» **Data in this exercise**:
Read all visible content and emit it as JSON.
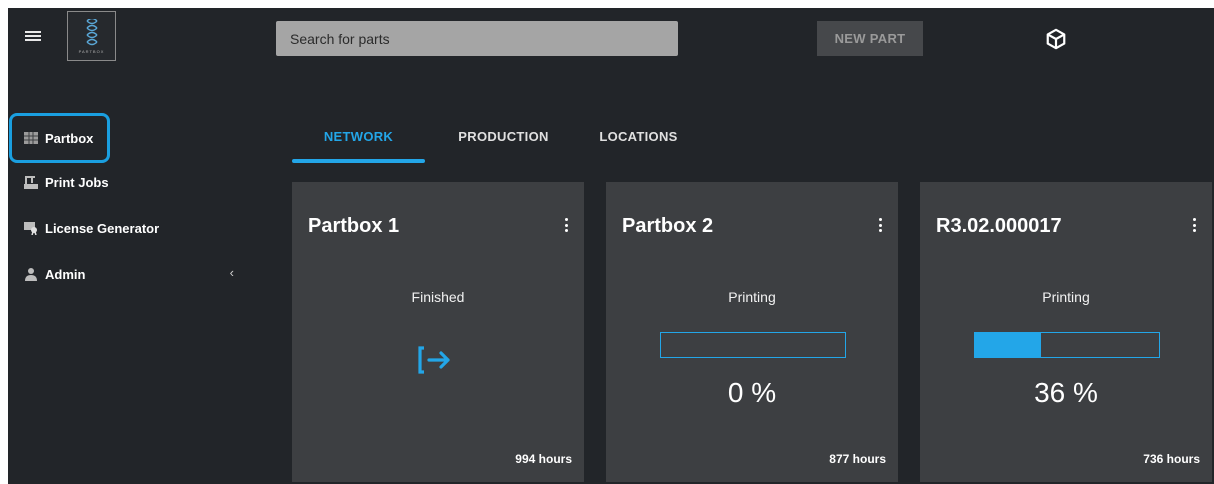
{
  "header": {
    "logo_word": "PARTBOX",
    "search_placeholder": "Search for parts",
    "new_part_label": "NEW PART"
  },
  "sidebar": {
    "items": [
      {
        "label": "Partbox",
        "icon": "box-icon",
        "active": true
      },
      {
        "label": "Print Jobs",
        "icon": "printer-icon"
      },
      {
        "label": "License Generator",
        "icon": "certificate-icon"
      },
      {
        "label": "Admin",
        "icon": "user-icon",
        "expandable": true
      }
    ]
  },
  "tabs": [
    {
      "label": "NETWORK",
      "active": true
    },
    {
      "label": "PRODUCTION"
    },
    {
      "label": "LOCATIONS"
    }
  ],
  "cards": [
    {
      "title": "Partbox 1",
      "status": "Finished",
      "hours": "994 hours",
      "progress": null
    },
    {
      "title": "Partbox 2",
      "status": "Printing",
      "percent": "0 %",
      "progress": 0,
      "hours": "877 hours"
    },
    {
      "title": "R3.02.000017",
      "status": "Printing",
      "percent": "36 %",
      "progress": 0.36,
      "hours": "736 hours"
    }
  ],
  "colors": {
    "accent": "#23a6e8",
    "background": "#222529",
    "card": "#3d3f42"
  }
}
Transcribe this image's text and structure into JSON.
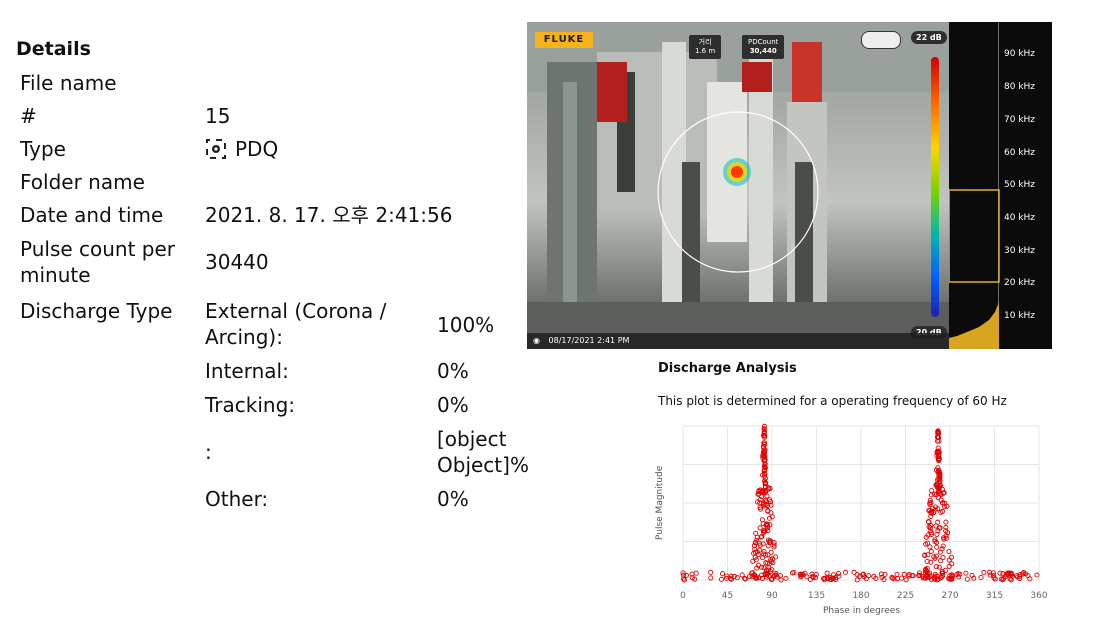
{
  "details": {
    "title": "Details",
    "rows": [
      {
        "label": "File name",
        "value": ""
      },
      {
        "label": "#",
        "value": "15"
      },
      {
        "label": "Type",
        "value": "PDQ",
        "icon": "pd-scan-icon"
      },
      {
        "label": "Folder name",
        "value": ""
      },
      {
        "label": "Date and time",
        "value": "2021. 8. 17. 오후 2:41:56"
      },
      {
        "label": "Pulse count per minute",
        "value": "30440"
      }
    ],
    "discharge_type_label": "Discharge Type",
    "discharge_types": [
      {
        "name": "External (Corona / Arcing):",
        "value": "100%"
      },
      {
        "name": "Internal:",
        "value": "0%"
      },
      {
        "name": "Tracking:",
        "value": "0%"
      },
      {
        "name": ":",
        "value": "[object Object]%"
      },
      {
        "name": "Other:",
        "value": "0%"
      }
    ]
  },
  "camera": {
    "brand": "FLUKE",
    "distance_label": "거리",
    "distance_value": "1.6 m",
    "pdcount_label": "PDCount",
    "pdcount_value": "30,440",
    "scale_max": "22 dB",
    "scale_min": "20 dB",
    "timestamp": "08/17/2021   2:41 PM",
    "freq_labels": [
      "90 kHz",
      "80 kHz",
      "70 kHz",
      "60 kHz",
      "50 kHz",
      "40 kHz",
      "30 kHz",
      "20 kHz",
      "10 kHz"
    ],
    "accent_color": "#f6b21b"
  },
  "analysis": {
    "title": "Discharge Analysis",
    "subtitle": "This plot is determined for a operating frequency of 60 Hz"
  },
  "chart_data": {
    "type": "scatter",
    "xlabel": "Phase in degrees",
    "ylabel": "Pulse Magnitude",
    "xlim": [
      0,
      360
    ],
    "x_ticks": [
      0,
      45,
      90,
      135,
      180,
      225,
      270,
      315,
      360
    ],
    "grid": true,
    "marker_color": "#e00000",
    "clusters": [
      {
        "x_range": [
          70,
          95
        ],
        "magnitude_range": [
          0.0,
          1.0
        ],
        "peak_x": 82
      },
      {
        "x_range": [
          245,
          275
        ],
        "magnitude_range": [
          0.0,
          1.0
        ],
        "peak_x": 258
      },
      {
        "x_range": [
          0,
          360
        ],
        "magnitude_range": [
          0.0,
          0.05
        ],
        "note": "baseline noise"
      }
    ]
  }
}
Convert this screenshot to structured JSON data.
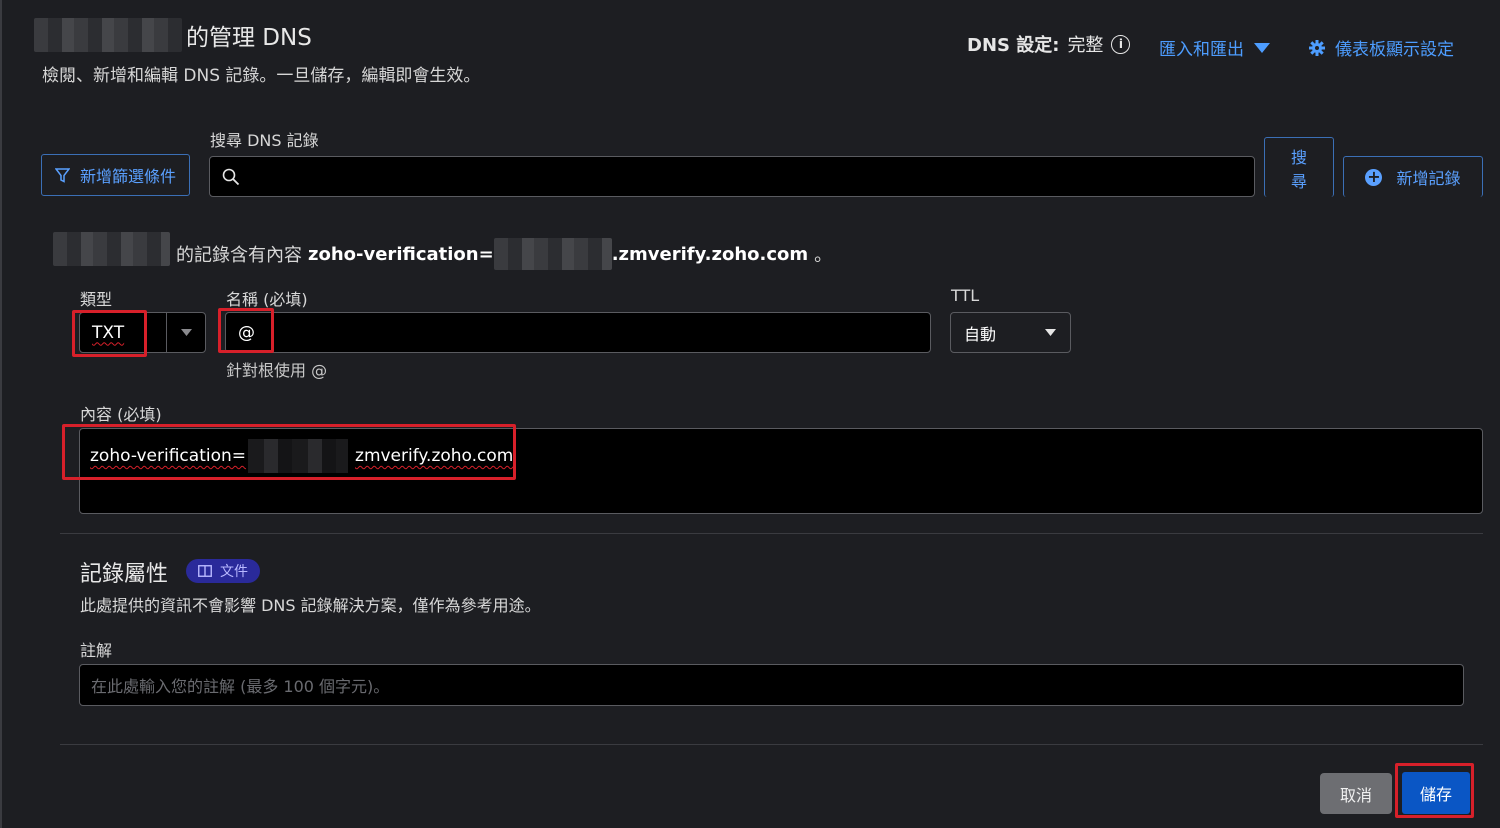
{
  "header": {
    "title_suffix": "的管理 DNS",
    "subtitle": "檢閱、新增和編輯 DNS 記錄。一旦儲存，編輯即會生效。",
    "dns_setting_label": "DNS 設定:",
    "dns_setting_value": "完整",
    "import_export_label": "匯入和匯出",
    "dashboard_settings_label": "儀表板顯示設定"
  },
  "search": {
    "label": "搜尋 DNS 記錄",
    "value": "",
    "filter_button": "新增篩選條件",
    "search_button_line1": "搜",
    "search_button_line2": "尋",
    "add_record_button": "新增記錄"
  },
  "record_info": {
    "prefix": "的記錄含有內容",
    "content_start": "zoho-verification=",
    "content_end": ".zmverify.zoho.com",
    "suffix": "。"
  },
  "form": {
    "type_label": "類型",
    "type_value": "TXT",
    "name_label": "名稱 (必填)",
    "name_value": "@",
    "name_hint": "針對根使用 @",
    "ttl_label": "TTL",
    "ttl_value": "自動",
    "content_label": "內容 (必填)",
    "content_start": "zoho-verification=",
    "content_end": "zmverify.zoho.com"
  },
  "attributes": {
    "title": "記錄屬性",
    "docs_badge": "文件",
    "description": "此處提供的資訊不會影響 DNS 記錄解決方案，僅作為參考用途。",
    "comment_label": "註解",
    "comment_placeholder": "在此處輸入您的註解 (最多 100 個字元)。"
  },
  "footer": {
    "cancel_label": "取消",
    "save_label": "儲存"
  },
  "colors": {
    "accent": "#4d9dff",
    "primary_button": "#0a56c5",
    "highlight_red": "#d7202a",
    "badge": "#2a2a9a"
  }
}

» **Goal**: Copy out every line of the material above exactly, skipping the pictures.

» **Solution**:
Read all visible content and emit it as JSON.
{
  "header": {
    "logo_word": "PARTBOX",
    "search_placeholder": "Search for parts",
    "new_part_label": "NEW PART"
  },
  "sidebar": {
    "items": [
      {
        "label": "Partbox",
        "icon": "box-icon",
        "active": true
      },
      {
        "label": "Print Jobs",
        "icon": "printer-icon"
      },
      {
        "label": "License Generator",
        "icon": "certificate-icon"
      },
      {
        "label": "Admin",
        "icon": "user-icon",
        "expandable": true
      }
    ]
  },
  "tabs": [
    {
      "label": "NETWORK",
      "active": true
    },
    {
      "label": "PRODUCTION"
    },
    {
      "label": "LOCATIONS"
    }
  ],
  "cards": [
    {
      "title": "Partbox 1",
      "status": "Finished",
      "hours": "994 hours",
      "progress": null
    },
    {
      "title": "Partbox 2",
      "status": "Printing",
      "percent": "0 %",
      "progress": 0,
      "hours": "877 hours"
    },
    {
      "title": "R3.02.000017",
      "status": "Printing",
      "percent": "36 %",
      "progress": 0.36,
      "hours": "736 hours"
    }
  ],
  "colors": {
    "accent": "#23a6e8",
    "background": "#222529",
    "card": "#3d3f42"
  }
}
Transcribe this image's text and structure into JSON.
{
  "details": {
    "title": "Details",
    "rows": [
      {
        "label": "File name",
        "value": ""
      },
      {
        "label": "#",
        "value": "15"
      },
      {
        "label": "Type",
        "value": "PDQ",
        "icon": "pd-scan-icon"
      },
      {
        "label": "Folder name",
        "value": ""
      },
      {
        "label": "Date and time",
        "value": "2021. 8. 17. 오후 2:41:56"
      },
      {
        "label": "Pulse count per minute",
        "value": "30440"
      }
    ],
    "discharge_type_label": "Discharge Type",
    "discharge_types": [
      {
        "name": "External (Corona / Arcing):",
        "value": "100%"
      },
      {
        "name": "Internal:",
        "value": "0%"
      },
      {
        "name": "Tracking:",
        "value": "0%"
      },
      {
        "name": ":",
        "value": "[object Object]%"
      },
      {
        "name": "Other:",
        "value": "0%"
      }
    ]
  },
  "camera": {
    "brand": "FLUKE",
    "distance_label": "거리",
    "distance_value": "1.6 m",
    "pdcount_label": "PDCount",
    "pdcount_value": "30,440",
    "scale_max": "22 dB",
    "scale_min": "20 dB",
    "timestamp": "08/17/2021   2:41 PM",
    "freq_labels": [
      "90 kHz",
      "80 kHz",
      "70 kHz",
      "60 kHz",
      "50 kHz",
      "40 kHz",
      "30 kHz",
      "20 kHz",
      "10 kHz"
    ],
    "accent_color": "#f6b21b"
  },
  "analysis": {
    "title": "Discharge Analysis",
    "subtitle": "This plot is determined for a operating frequency of 60 Hz"
  },
  "chart_data": {
    "type": "scatter",
    "xlabel": "Phase in degrees",
    "ylabel": "Pulse Magnitude",
    "xlim": [
      0,
      360
    ],
    "x_ticks": [
      0,
      45,
      90,
      135,
      180,
      225,
      270,
      315,
      360
    ],
    "grid": true,
    "marker_color": "#e00000",
    "clusters": [
      {
        "x_range": [
          70,
          95
        ],
        "magnitude_range": [
          0.0,
          1.0
        ],
        "peak_x": 82
      },
      {
        "x_range": [
          245,
          275
        ],
        "magnitude_range": [
          0.0,
          1.0
        ],
        "peak_x": 258
      },
      {
        "x_range": [
          0,
          360
        ],
        "magnitude_range": [
          0.0,
          0.05
        ],
        "note": "baseline noise"
      }
    ]
  }
}
Convert this screenshot to structured JSON data.
{
  "header": {
    "title_suffix": "的管理 DNS",
    "subtitle": "檢閱、新增和編輯 DNS 記錄。一旦儲存，編輯即會生效。",
    "dns_setting_label": "DNS 設定:",
    "dns_setting_value": "完整",
    "import_export_label": "匯入和匯出",
    "dashboard_settings_label": "儀表板顯示設定"
  },
  "search": {
    "label": "搜尋 DNS 記錄",
    "value": "",
    "filter_button": "新增篩選條件",
    "search_button_line1": "搜",
    "search_button_line2": "尋",
    "add_record_button": "新增記錄"
  },
  "record_info": {
    "prefix": "的記錄含有內容",
    "content_start": "zoho-verification=",
    "content_end": ".zmverify.zoho.com",
    "suffix": "。"
  },
  "form": {
    "type_label": "類型",
    "type_value": "TXT",
    "name_label": "名稱 (必填)",
    "name_value": "@",
    "name_hint": "針對根使用 @",
    "ttl_label": "TTL",
    "ttl_value": "自動",
    "content_label": "內容 (必填)",
    "content_start": "zoho-verification=",
    "content_end": "zmverify.zoho.com"
  },
  "attributes": {
    "title": "記錄屬性",
    "docs_badge": "文件",
    "description": "此處提供的資訊不會影響 DNS 記錄解決方案，僅作為參考用途。",
    "comment_label": "註解",
    "comment_placeholder": "在此處輸入您的註解 (最多 100 個字元)。"
  },
  "footer": {
    "cancel_label": "取消",
    "save_label": "儲存"
  },
  "colors": {
    "accent": "#4d9dff",
    "primary_button": "#0a56c5",
    "highlight_red": "#d7202a",
    "badge": "#2a2a9a"
  }
}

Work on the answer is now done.